Extract the full listing below without altering a single character.
········
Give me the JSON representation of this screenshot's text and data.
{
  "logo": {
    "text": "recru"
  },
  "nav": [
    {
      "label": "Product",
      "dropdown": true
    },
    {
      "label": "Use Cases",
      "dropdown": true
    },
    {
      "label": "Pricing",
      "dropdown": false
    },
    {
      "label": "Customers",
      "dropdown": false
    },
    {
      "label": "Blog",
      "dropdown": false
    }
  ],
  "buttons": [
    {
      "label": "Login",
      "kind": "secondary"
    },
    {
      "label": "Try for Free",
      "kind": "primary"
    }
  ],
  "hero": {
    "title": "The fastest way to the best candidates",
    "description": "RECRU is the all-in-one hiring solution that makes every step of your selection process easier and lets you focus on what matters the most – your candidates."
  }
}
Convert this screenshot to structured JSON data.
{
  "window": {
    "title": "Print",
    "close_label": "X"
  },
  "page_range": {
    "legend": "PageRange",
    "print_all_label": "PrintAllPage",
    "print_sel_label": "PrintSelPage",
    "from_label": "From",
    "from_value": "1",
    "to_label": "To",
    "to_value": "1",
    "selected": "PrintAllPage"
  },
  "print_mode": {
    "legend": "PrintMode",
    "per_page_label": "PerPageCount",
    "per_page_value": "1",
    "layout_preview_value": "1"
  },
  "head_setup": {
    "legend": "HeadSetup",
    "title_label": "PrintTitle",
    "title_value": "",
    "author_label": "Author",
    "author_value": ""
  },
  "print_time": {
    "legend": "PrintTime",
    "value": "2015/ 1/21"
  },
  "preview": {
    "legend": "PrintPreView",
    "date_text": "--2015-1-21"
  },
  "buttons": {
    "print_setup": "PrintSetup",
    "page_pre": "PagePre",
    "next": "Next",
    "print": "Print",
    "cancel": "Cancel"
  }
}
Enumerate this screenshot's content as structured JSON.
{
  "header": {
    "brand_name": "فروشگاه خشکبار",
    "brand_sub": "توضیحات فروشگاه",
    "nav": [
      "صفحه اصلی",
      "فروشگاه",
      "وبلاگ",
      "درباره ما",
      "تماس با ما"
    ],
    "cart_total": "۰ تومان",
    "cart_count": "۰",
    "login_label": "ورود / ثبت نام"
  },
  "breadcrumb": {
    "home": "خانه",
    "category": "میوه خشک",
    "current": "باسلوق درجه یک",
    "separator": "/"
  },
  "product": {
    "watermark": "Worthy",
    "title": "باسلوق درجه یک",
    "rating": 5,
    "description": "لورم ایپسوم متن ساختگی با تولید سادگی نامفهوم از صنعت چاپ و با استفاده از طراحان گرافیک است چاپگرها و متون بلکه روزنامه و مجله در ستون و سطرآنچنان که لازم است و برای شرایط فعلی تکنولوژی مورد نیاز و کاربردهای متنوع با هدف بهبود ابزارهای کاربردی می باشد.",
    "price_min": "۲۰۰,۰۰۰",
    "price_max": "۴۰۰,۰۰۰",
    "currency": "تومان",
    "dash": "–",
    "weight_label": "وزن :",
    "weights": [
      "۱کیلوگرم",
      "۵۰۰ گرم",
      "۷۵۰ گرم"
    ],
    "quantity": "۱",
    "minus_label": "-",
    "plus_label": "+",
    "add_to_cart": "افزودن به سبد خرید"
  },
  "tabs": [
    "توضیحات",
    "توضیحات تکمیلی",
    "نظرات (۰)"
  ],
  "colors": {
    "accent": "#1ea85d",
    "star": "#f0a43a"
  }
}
········
- _FINISHED TASK_:
Give me the JSON representation of this screenshot's text and data.
{
  "logo": {
    "text": "recru"
  },
  "nav": [
    {
      "label": "Product",
      "dropdown": true
    },
    {
      "label": "Use Cases",
      "dropdown": true
    },
    {
      "label": "Pricing",
      "dropdown": false
    },
    {
      "label": "Customers",
      "dropdown": false
    },
    {
      "label": "Blog",
      "dropdown": false
    }
  ],
  "buttons": [
    {
      "label": "Login",
      "kind": "secondary"
    },
    {
      "label": "Try for Free",
      "kind": "primary"
    }
  ],
  "hero": {
    "title": "The fastest way to the best candidates",
    "description": "RECRU is the all-in-one hiring solution that makes every step of your selection process easier and lets you focus on what matters the most – your candidates."
  }
}
Convert this screenshot to structured JSON data.
{
  "window": {
    "title": "Print",
    "close_label": "X"
  },
  "page_range": {
    "legend": "PageRange",
    "print_all_label": "PrintAllPage",
    "print_sel_label": "PrintSelPage",
    "from_label": "From",
    "from_value": "1",
    "to_label": "To",
    "to_value": "1",
    "selected": "PrintAllPage"
  },
  "print_mode": {
    "legend": "PrintMode",
    "per_page_label": "PerPageCount",
    "per_page_value": "1",
    "layout_preview_value": "1"
  },
  "head_setup": {
    "legend": "HeadSetup",
    "title_label": "PrintTitle",
    "title_value": "",
    "author_label": "Author",
    "author_value": ""
  },
  "print_time": {
    "legend": "PrintTime",
    "value": "2015/ 1/21"
  },
  "preview": {
    "legend": "PrintPreView",
    "date_text": "--2015-1-21"
  },
  "buttons": {
    "print_setup": "PrintSetup",
    "page_pre": "PagePre",
    "next": "Next",
    "print": "Print",
    "cancel": "Cancel"
  }
}
Enumerate this screenshot's content as structured JSON.
{
  "header": {
    "brand_name": "فروشگاه خشکبار",
    "brand_sub": "توضیحات فروشگاه",
    "nav": [
      "صفحه اصلی",
      "فروشگاه",
      "وبلاگ",
      "درباره ما",
      "تماس با ما"
    ],
    "cart_total": "۰ تومان",
    "cart_count": "۰",
    "login_label": "ورود / ثبت نام"
  },
  "breadcrumb": {
    "home": "خانه",
    "category": "میوه خشک",
    "current": "باسلوق درجه یک",
    "separator": "/"
  },
  "product": {
    "watermark": "Worthy",
    "title": "باسلوق درجه یک",
    "rating": 5,
    "description": "لورم ایپسوم متن ساختگی با تولید سادگی نامفهوم از صنعت چاپ و با استفاده از طراحان گرافیک است چاپگرها و متون بلکه روزنامه و مجله در ستون و سطرآنچنان که لازم است و برای شرایط فعلی تکنولوژی مورد نیاز و کاربردهای متنوع با هدف بهبود ابزارهای کاربردی می باشد.",
    "price_min": "۲۰۰,۰۰۰",
    "price_max": "۴۰۰,۰۰۰",
    "currency": "تومان",
    "dash": "–",
    "weight_label": "وزن :",
    "weights": [
      "۱کیلوگرم",
      "۵۰۰ گرم",
      "۷۵۰ گرم"
    ],
    "quantity": "۱",
    "minus_label": "-",
    "plus_label": "+",
    "add_to_cart": "افزودن به سبد خرید"
  },
  "tabs": [
    "توضیحات",
    "توضیحات تکمیلی",
    "نظرات (۰)"
  ],
  "colors": {
    "accent": "#1ea85d",
    "star": "#f0a43a"
  }
}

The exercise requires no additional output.